**What the exercise asks:**
Find the lines that hold the word "have" and return them.

**Task inputs:**
— Start —
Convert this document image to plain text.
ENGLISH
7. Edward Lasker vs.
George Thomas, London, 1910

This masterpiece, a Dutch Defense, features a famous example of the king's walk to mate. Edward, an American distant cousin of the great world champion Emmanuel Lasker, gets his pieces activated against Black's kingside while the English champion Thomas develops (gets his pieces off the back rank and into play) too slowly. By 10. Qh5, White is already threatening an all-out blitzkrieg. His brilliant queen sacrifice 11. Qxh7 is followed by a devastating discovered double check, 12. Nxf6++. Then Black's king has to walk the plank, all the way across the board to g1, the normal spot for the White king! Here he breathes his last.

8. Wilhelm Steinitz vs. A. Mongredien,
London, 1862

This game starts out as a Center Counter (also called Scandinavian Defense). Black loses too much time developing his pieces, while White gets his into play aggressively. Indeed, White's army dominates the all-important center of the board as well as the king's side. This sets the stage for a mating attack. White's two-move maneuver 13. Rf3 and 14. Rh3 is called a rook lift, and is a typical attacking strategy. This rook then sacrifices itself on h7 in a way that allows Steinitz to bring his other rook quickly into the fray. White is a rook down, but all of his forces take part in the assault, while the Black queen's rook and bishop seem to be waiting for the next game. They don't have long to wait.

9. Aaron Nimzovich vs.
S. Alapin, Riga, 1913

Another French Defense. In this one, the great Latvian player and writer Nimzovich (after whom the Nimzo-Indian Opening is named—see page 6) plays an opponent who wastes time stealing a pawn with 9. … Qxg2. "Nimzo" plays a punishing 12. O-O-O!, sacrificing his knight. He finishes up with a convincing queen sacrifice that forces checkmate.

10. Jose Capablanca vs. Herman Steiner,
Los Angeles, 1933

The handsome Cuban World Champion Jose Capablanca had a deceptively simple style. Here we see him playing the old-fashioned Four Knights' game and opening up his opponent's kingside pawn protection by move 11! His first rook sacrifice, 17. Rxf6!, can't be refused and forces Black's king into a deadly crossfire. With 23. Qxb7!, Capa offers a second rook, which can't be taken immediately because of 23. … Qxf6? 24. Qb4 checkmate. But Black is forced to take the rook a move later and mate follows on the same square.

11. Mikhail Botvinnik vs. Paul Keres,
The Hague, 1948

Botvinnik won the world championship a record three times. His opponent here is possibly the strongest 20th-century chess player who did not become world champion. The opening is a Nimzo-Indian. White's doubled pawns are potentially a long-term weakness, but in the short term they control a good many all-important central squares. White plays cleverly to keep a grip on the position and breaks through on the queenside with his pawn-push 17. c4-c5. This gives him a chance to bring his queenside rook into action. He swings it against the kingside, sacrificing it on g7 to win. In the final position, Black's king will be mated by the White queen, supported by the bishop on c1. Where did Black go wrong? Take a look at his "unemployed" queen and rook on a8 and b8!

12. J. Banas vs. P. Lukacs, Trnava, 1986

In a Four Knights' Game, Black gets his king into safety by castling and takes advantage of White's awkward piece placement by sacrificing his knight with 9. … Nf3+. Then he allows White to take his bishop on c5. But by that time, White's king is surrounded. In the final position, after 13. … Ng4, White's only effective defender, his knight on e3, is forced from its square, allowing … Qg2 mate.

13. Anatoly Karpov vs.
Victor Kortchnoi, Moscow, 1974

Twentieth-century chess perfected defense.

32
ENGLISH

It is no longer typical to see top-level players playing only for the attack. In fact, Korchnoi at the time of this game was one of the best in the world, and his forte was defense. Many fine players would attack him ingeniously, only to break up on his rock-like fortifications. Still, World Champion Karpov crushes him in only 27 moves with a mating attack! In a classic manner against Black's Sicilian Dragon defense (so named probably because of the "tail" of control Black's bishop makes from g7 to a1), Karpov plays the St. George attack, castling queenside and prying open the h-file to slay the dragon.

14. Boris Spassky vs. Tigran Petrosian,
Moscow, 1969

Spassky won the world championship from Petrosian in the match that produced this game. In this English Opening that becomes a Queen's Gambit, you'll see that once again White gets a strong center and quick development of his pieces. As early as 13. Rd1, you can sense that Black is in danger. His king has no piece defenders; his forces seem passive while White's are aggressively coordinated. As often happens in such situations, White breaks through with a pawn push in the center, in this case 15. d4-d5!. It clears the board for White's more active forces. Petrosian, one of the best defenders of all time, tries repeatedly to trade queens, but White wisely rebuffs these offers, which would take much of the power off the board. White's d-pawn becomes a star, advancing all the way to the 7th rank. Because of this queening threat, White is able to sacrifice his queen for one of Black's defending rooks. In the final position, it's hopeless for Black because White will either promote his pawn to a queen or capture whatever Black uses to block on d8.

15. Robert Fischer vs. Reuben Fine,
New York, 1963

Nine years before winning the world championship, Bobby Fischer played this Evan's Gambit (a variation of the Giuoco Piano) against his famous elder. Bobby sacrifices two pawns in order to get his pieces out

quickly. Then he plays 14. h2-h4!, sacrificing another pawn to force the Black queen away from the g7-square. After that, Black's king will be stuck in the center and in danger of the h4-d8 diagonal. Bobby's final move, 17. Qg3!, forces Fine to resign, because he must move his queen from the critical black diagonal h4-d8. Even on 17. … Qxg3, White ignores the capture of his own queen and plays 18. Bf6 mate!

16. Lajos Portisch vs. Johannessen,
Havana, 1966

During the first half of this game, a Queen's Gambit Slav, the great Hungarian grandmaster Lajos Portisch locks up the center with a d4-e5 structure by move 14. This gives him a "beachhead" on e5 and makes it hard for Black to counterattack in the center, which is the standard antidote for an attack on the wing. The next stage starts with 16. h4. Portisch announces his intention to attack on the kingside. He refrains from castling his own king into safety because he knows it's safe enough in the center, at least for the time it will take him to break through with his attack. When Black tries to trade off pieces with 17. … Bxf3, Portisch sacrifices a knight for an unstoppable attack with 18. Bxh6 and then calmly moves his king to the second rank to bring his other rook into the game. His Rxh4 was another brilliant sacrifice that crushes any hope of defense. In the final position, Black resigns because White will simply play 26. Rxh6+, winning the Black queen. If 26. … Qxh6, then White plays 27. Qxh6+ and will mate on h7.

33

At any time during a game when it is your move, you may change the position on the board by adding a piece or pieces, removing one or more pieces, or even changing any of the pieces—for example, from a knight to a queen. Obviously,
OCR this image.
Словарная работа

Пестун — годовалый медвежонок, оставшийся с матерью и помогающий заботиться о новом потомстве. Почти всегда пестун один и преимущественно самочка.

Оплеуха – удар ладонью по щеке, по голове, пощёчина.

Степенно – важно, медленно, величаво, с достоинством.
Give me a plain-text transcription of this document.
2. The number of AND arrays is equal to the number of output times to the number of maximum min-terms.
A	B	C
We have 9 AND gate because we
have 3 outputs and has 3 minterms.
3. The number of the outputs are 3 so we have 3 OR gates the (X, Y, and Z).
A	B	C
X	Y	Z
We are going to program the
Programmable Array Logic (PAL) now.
— End —
**Answer to this exercise:**
This game starts out as a Center Counter (also called Scandinavian Defense). Black loses too much time developing his pieces, while White gets his into play aggressively. Indeed, White's army dominates the all-important center of the board as well as the king's side. This sets the stage for a mating attack. White's two-move maneuver 13. Rf3 and 14. Rh3 is called a rook lift, and is a typical attacking strategy. This rook then sacrifices itself on h7 in a way that allows Steinitz to bring his other rook quickly into the fray. White is a rook down, but all of his forces take part in the assault, while the Black queen's rook and bishop seem to be waiting for the next game. They don't have long to wait.
We have 9 AND gate because we
have 3 outputs and has 3 minterms.
3. The number of the outputs are 3 so we have 3 OR gates the (X, Y, and Z).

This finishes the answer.